Exercise directions:
Images are excluded; otherwise, output every record exactly.

Data to use:
▬▬▬▬▬▬▬▬▬▬
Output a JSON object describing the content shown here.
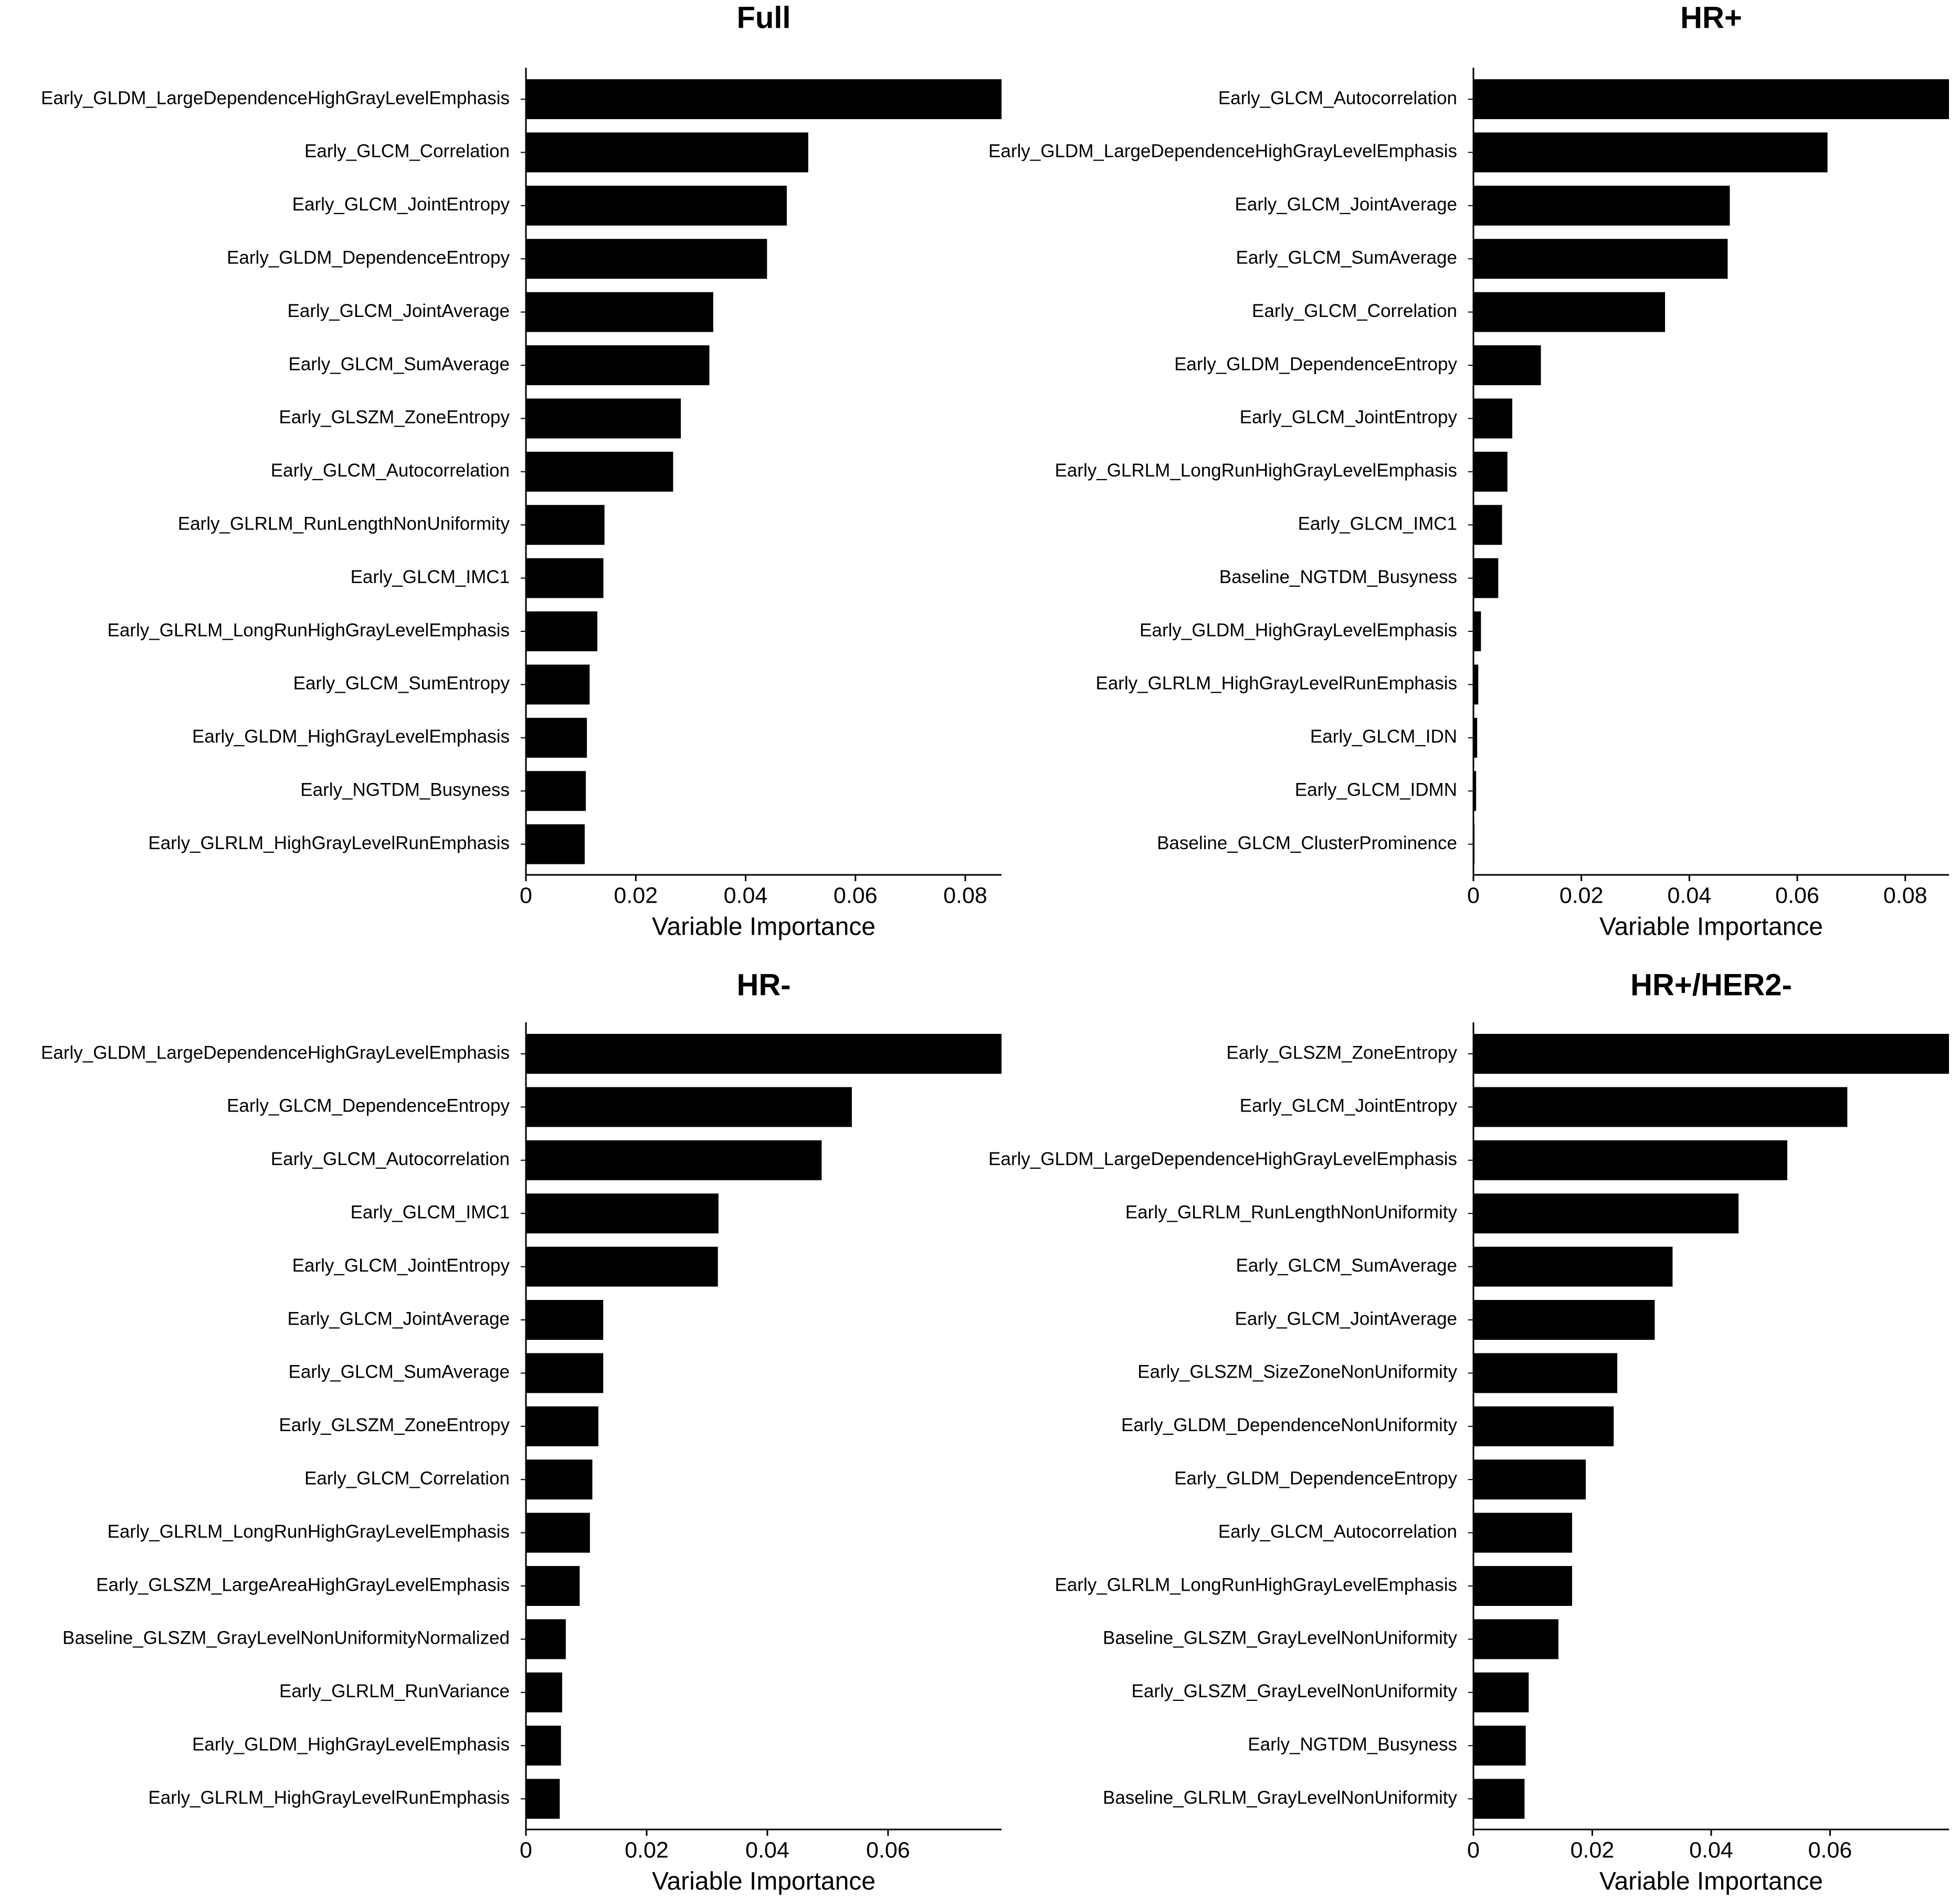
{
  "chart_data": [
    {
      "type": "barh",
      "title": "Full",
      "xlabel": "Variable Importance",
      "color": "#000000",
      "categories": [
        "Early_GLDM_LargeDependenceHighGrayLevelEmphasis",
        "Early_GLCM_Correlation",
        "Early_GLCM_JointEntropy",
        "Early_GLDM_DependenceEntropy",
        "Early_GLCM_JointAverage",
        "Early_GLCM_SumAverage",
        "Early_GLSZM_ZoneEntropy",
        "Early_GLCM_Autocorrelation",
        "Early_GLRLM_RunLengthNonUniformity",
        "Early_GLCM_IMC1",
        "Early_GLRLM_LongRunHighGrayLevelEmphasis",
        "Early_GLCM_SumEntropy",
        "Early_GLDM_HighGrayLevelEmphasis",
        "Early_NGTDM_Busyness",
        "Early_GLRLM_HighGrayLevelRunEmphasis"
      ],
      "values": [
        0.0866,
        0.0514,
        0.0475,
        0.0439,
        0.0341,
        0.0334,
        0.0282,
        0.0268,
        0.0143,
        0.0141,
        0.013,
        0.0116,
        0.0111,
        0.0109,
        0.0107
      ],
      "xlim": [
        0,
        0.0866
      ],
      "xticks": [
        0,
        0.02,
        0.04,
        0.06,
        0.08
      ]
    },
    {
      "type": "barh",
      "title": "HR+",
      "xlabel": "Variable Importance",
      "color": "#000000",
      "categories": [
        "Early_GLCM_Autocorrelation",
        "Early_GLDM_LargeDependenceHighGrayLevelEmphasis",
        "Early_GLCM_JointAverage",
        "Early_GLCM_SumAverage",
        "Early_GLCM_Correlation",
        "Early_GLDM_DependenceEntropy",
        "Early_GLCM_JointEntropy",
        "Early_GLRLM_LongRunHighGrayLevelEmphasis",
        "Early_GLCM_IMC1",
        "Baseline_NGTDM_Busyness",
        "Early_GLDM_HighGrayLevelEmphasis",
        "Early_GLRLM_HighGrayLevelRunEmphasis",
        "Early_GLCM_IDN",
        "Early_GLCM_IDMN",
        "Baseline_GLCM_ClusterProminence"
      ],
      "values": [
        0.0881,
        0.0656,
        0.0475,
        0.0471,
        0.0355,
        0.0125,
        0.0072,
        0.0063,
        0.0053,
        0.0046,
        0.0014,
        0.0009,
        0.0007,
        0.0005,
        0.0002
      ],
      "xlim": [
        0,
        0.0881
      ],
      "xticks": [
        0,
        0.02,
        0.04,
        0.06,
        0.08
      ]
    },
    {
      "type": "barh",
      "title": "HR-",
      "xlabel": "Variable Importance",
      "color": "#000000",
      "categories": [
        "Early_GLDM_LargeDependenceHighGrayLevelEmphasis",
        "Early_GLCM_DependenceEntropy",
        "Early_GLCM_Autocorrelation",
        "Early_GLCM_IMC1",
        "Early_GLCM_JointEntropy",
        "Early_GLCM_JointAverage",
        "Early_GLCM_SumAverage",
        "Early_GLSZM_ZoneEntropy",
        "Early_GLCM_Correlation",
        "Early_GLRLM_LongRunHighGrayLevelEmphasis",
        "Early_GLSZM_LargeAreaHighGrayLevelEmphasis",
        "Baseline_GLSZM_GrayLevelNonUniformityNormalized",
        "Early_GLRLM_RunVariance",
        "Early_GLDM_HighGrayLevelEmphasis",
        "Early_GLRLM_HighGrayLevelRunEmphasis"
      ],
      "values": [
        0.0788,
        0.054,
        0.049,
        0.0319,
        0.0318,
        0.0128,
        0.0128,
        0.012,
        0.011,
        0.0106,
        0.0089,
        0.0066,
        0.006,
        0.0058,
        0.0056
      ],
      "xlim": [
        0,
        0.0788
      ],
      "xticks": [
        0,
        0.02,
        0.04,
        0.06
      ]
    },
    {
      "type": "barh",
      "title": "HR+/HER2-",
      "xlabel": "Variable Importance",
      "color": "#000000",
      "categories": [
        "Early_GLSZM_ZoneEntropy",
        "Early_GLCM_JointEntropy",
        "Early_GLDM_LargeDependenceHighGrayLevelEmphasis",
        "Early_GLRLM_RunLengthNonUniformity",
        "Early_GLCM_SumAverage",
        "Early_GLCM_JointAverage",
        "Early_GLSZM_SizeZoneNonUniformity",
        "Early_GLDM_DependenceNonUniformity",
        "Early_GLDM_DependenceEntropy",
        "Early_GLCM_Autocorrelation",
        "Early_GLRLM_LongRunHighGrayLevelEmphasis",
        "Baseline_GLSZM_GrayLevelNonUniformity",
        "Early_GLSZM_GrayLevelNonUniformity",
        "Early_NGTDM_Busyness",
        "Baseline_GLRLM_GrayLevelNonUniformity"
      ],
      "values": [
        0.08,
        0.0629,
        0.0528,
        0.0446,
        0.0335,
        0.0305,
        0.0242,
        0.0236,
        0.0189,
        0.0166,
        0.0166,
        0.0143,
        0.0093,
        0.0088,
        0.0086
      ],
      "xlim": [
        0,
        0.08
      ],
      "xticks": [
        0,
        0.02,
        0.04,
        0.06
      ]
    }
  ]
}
▬▬▬▬▬▬▬▬▬▬
Solution to this exercise:
Output a JSON object describing the content shown here.
{
  "chart_data": [
    {
      "type": "barh",
      "title": "Full",
      "xlabel": "Variable Importance",
      "color": "#000000",
      "categories": [
        "Early_GLDM_LargeDependenceHighGrayLevelEmphasis",
        "Early_GLCM_Correlation",
        "Early_GLCM_JointEntropy",
        "Early_GLDM_DependenceEntropy",
        "Early_GLCM_JointAverage",
        "Early_GLCM_SumAverage",
        "Early_GLSZM_ZoneEntropy",
        "Early_GLCM_Autocorrelation",
        "Early_GLRLM_RunLengthNonUniformity",
        "Early_GLCM_IMC1",
        "Early_GLRLM_LongRunHighGrayLevelEmphasis",
        "Early_GLCM_SumEntropy",
        "Early_GLDM_HighGrayLevelEmphasis",
        "Early_NGTDM_Busyness",
        "Early_GLRLM_HighGrayLevelRunEmphasis"
      ],
      "values": [
        0.0866,
        0.0514,
        0.0475,
        0.0439,
        0.0341,
        0.0334,
        0.0282,
        0.0268,
        0.0143,
        0.0141,
        0.013,
        0.0116,
        0.0111,
        0.0109,
        0.0107
      ],
      "xlim": [
        0,
        0.0866
      ],
      "xticks": [
        0,
        0.02,
        0.04,
        0.06,
        0.08
      ]
    },
    {
      "type": "barh",
      "title": "HR+",
      "xlabel": "Variable Importance",
      "color": "#000000",
      "categories": [
        "Early_GLCM_Autocorrelation",
        "Early_GLDM_LargeDependenceHighGrayLevelEmphasis",
        "Early_GLCM_JointAverage",
        "Early_GLCM_SumAverage",
        "Early_GLCM_Correlation",
        "Early_GLDM_DependenceEntropy",
        "Early_GLCM_JointEntropy",
        "Early_GLRLM_LongRunHighGrayLevelEmphasis",
        "Early_GLCM_IMC1",
        "Baseline_NGTDM_Busyness",
        "Early_GLDM_HighGrayLevelEmphasis",
        "Early_GLRLM_HighGrayLevelRunEmphasis",
        "Early_GLCM_IDN",
        "Early_GLCM_IDMN",
        "Baseline_GLCM_ClusterProminence"
      ],
      "values": [
        0.0881,
        0.0656,
        0.0475,
        0.0471,
        0.0355,
        0.0125,
        0.0072,
        0.0063,
        0.0053,
        0.0046,
        0.0014,
        0.0009,
        0.0007,
        0.0005,
        0.0002
      ],
      "xlim": [
        0,
        0.0881
      ],
      "xticks": [
        0,
        0.02,
        0.04,
        0.06,
        0.08
      ]
    },
    {
      "type": "barh",
      "title": "HR-",
      "xlabel": "Variable Importance",
      "color": "#000000",
      "categories": [
        "Early_GLDM_LargeDependenceHighGrayLevelEmphasis",
        "Early_GLCM_DependenceEntropy",
        "Early_GLCM_Autocorrelation",
        "Early_GLCM_IMC1",
        "Early_GLCM_JointEntropy",
        "Early_GLCM_JointAverage",
        "Early_GLCM_SumAverage",
        "Early_GLSZM_ZoneEntropy",
        "Early_GLCM_Correlation",
        "Early_GLRLM_LongRunHighGrayLevelEmphasis",
        "Early_GLSZM_LargeAreaHighGrayLevelEmphasis",
        "Baseline_GLSZM_GrayLevelNonUniformityNormalized",
        "Early_GLRLM_RunVariance",
        "Early_GLDM_HighGrayLevelEmphasis",
        "Early_GLRLM_HighGrayLevelRunEmphasis"
      ],
      "values": [
        0.0788,
        0.054,
        0.049,
        0.0319,
        0.0318,
        0.0128,
        0.0128,
        0.012,
        0.011,
        0.0106,
        0.0089,
        0.0066,
        0.006,
        0.0058,
        0.0056
      ],
      "xlim": [
        0,
        0.0788
      ],
      "xticks": [
        0,
        0.02,
        0.04,
        0.06
      ]
    },
    {
      "type": "barh",
      "title": "HR+/HER2-",
      "xlabel": "Variable Importance",
      "color": "#000000",
      "categories": [
        "Early_GLSZM_ZoneEntropy",
        "Early_GLCM_JointEntropy",
        "Early_GLDM_LargeDependenceHighGrayLevelEmphasis",
        "Early_GLRLM_RunLengthNonUniformity",
        "Early_GLCM_SumAverage",
        "Early_GLCM_JointAverage",
        "Early_GLSZM_SizeZoneNonUniformity",
        "Early_GLDM_DependenceNonUniformity",
        "Early_GLDM_DependenceEntropy",
        "Early_GLCM_Autocorrelation",
        "Early_GLRLM_LongRunHighGrayLevelEmphasis",
        "Baseline_GLSZM_GrayLevelNonUniformity",
        "Early_GLSZM_GrayLevelNonUniformity",
        "Early_NGTDM_Busyness",
        "Baseline_GLRLM_GrayLevelNonUniformity"
      ],
      "values": [
        0.08,
        0.0629,
        0.0528,
        0.0446,
        0.0335,
        0.0305,
        0.0242,
        0.0236,
        0.0189,
        0.0166,
        0.0166,
        0.0143,
        0.0093,
        0.0088,
        0.0086
      ],
      "xlim": [
        0,
        0.08
      ],
      "xticks": [
        0,
        0.02,
        0.04,
        0.06
      ]
    }
  ]
}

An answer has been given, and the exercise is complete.